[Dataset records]
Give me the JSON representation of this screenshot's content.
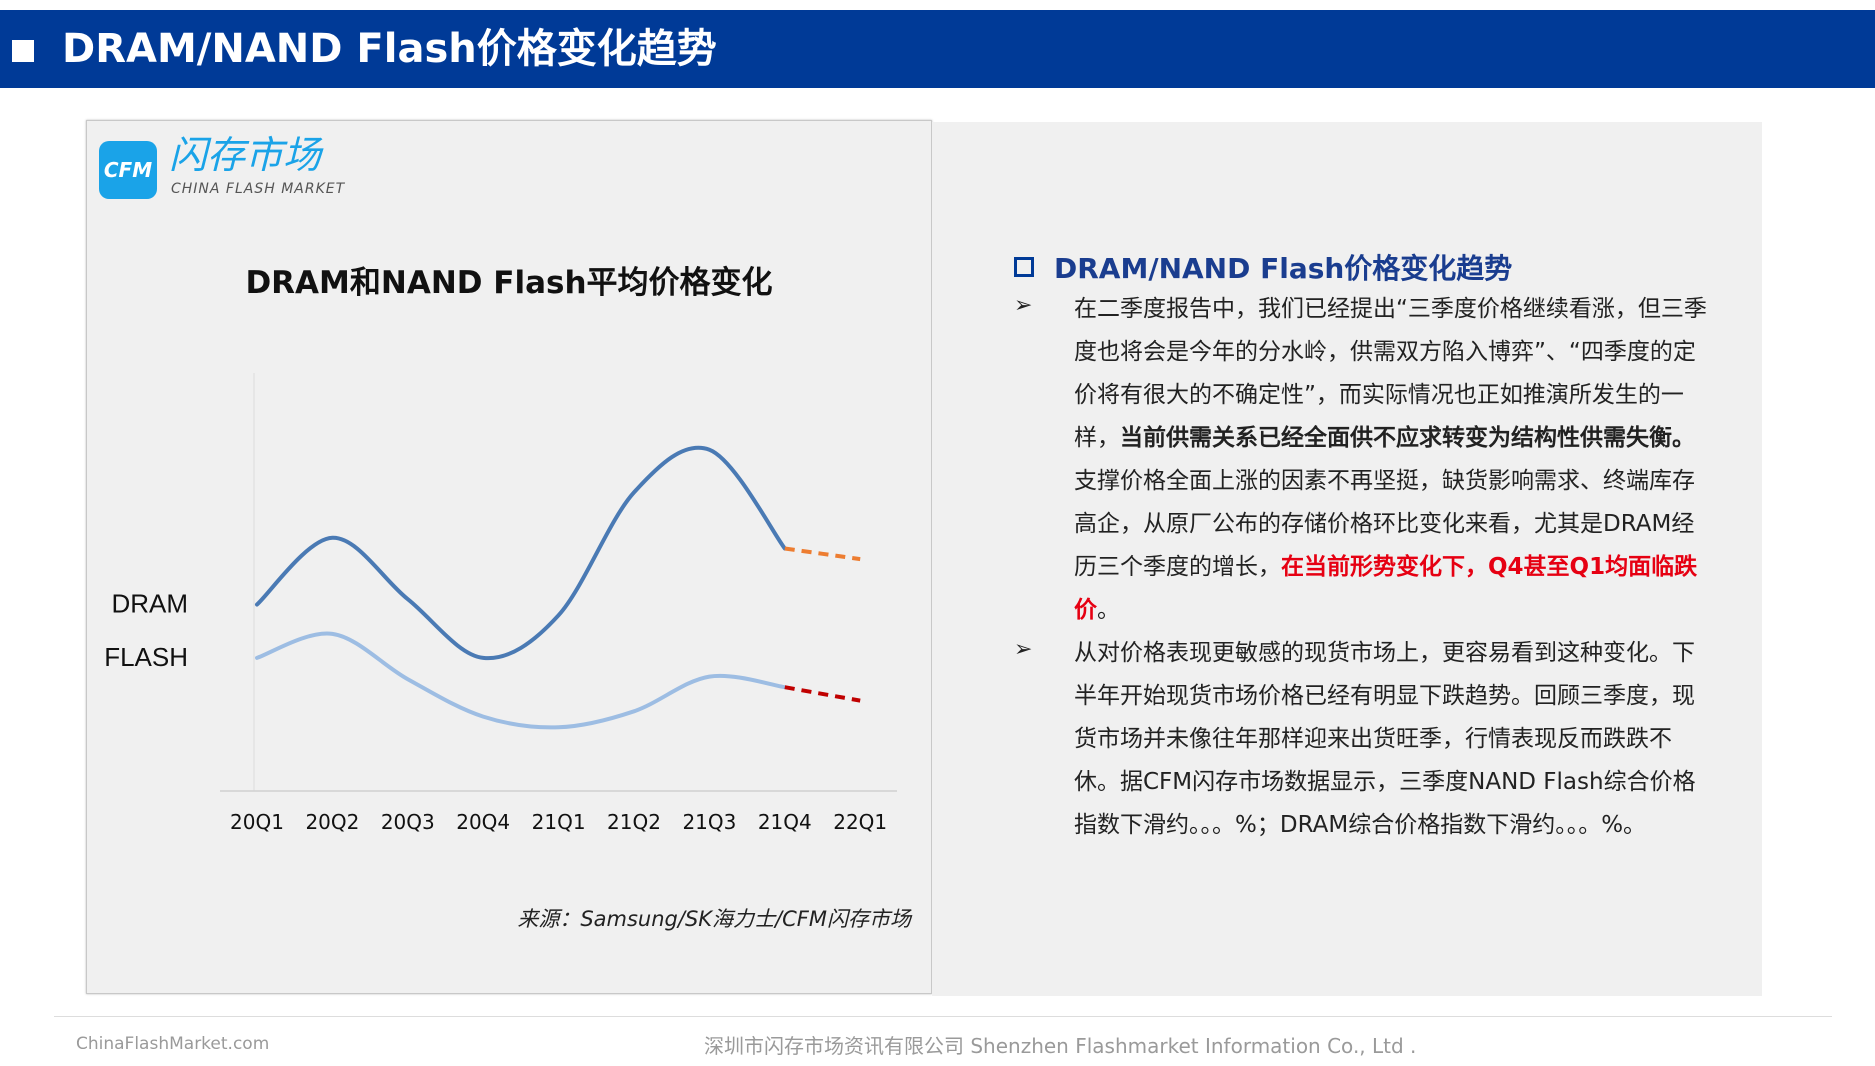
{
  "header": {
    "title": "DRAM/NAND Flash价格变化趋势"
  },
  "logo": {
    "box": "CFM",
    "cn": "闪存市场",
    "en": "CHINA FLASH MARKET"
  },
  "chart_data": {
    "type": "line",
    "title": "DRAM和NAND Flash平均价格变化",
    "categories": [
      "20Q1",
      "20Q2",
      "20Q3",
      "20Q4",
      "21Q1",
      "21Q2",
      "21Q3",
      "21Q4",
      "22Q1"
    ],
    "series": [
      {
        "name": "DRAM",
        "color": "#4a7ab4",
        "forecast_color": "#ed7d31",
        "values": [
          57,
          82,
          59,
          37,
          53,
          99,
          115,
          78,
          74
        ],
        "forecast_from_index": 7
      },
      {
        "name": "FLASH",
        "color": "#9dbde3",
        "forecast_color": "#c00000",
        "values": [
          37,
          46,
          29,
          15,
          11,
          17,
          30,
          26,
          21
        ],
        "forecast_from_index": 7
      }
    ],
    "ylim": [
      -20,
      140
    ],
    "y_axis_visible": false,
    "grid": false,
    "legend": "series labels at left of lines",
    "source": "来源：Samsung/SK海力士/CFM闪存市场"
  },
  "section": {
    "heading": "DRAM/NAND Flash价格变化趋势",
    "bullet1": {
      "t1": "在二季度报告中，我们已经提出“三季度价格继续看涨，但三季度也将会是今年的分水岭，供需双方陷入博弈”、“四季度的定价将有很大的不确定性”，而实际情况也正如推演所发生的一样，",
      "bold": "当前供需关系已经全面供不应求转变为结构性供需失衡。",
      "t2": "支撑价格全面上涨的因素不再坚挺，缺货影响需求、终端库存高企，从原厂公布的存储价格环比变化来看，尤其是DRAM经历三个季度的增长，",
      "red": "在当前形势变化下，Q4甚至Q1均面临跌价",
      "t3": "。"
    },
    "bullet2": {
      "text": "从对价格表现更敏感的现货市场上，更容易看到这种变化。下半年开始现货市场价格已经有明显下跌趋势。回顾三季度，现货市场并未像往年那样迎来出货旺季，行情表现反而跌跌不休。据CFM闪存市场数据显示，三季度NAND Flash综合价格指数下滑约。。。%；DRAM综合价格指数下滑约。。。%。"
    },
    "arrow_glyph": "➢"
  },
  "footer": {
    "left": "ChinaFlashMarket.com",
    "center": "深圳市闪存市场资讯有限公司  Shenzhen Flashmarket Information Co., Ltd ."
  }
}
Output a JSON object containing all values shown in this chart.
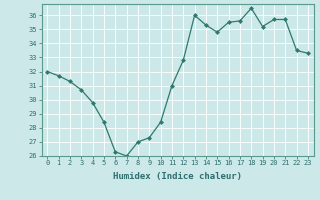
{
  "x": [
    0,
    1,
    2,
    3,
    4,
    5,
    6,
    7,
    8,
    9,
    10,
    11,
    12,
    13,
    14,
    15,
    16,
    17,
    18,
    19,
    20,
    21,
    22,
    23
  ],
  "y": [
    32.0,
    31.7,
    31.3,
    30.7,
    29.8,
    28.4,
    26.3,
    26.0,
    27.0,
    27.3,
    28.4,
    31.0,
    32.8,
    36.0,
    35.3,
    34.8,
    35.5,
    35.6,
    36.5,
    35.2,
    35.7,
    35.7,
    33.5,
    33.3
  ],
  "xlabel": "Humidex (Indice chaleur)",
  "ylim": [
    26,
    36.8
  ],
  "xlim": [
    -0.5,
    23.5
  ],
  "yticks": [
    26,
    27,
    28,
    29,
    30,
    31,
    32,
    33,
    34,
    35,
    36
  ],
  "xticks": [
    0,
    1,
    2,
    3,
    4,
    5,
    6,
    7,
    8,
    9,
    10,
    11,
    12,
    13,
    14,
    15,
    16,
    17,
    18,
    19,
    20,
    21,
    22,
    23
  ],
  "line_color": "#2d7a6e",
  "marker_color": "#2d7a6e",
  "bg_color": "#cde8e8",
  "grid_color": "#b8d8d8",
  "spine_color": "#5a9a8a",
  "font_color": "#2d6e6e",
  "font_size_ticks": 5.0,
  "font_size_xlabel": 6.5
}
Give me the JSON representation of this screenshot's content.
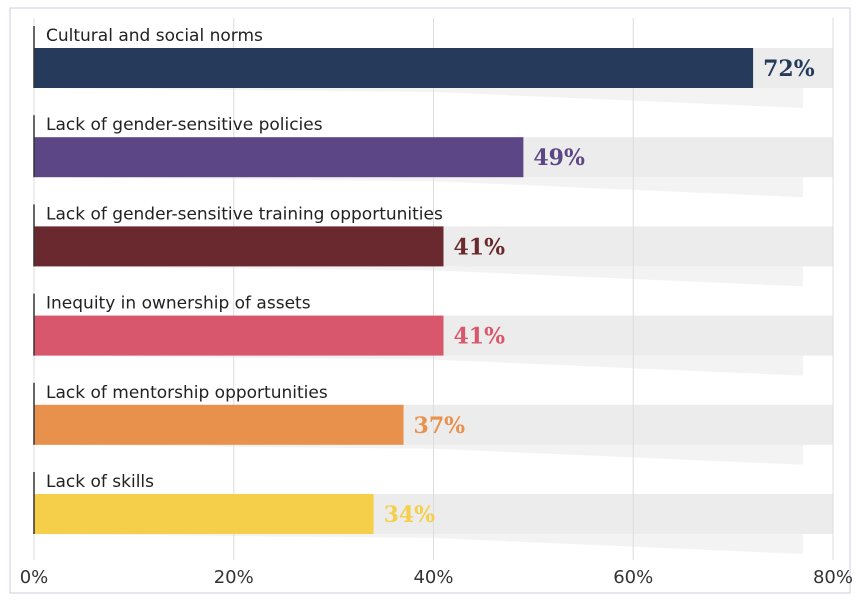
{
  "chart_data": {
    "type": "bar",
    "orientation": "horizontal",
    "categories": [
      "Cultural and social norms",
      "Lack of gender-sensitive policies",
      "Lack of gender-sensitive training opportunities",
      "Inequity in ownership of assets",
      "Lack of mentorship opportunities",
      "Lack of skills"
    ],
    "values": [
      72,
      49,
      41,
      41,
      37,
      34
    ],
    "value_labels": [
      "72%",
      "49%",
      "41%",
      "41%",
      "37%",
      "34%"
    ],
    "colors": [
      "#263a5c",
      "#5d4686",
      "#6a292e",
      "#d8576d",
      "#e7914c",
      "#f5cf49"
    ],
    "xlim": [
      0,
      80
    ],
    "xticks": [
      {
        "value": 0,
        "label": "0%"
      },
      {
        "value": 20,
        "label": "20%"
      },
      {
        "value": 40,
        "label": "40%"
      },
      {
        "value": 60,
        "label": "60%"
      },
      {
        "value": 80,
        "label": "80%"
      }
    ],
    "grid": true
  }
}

__WHAT THE TASK ASKS__: Search the records above for "values". Copy each line where it is found.

__RESPONSE TO THIS TASK__:
        "values": [
        "values": [
Output a JSON object containing all values shown in this chart.
    "values": [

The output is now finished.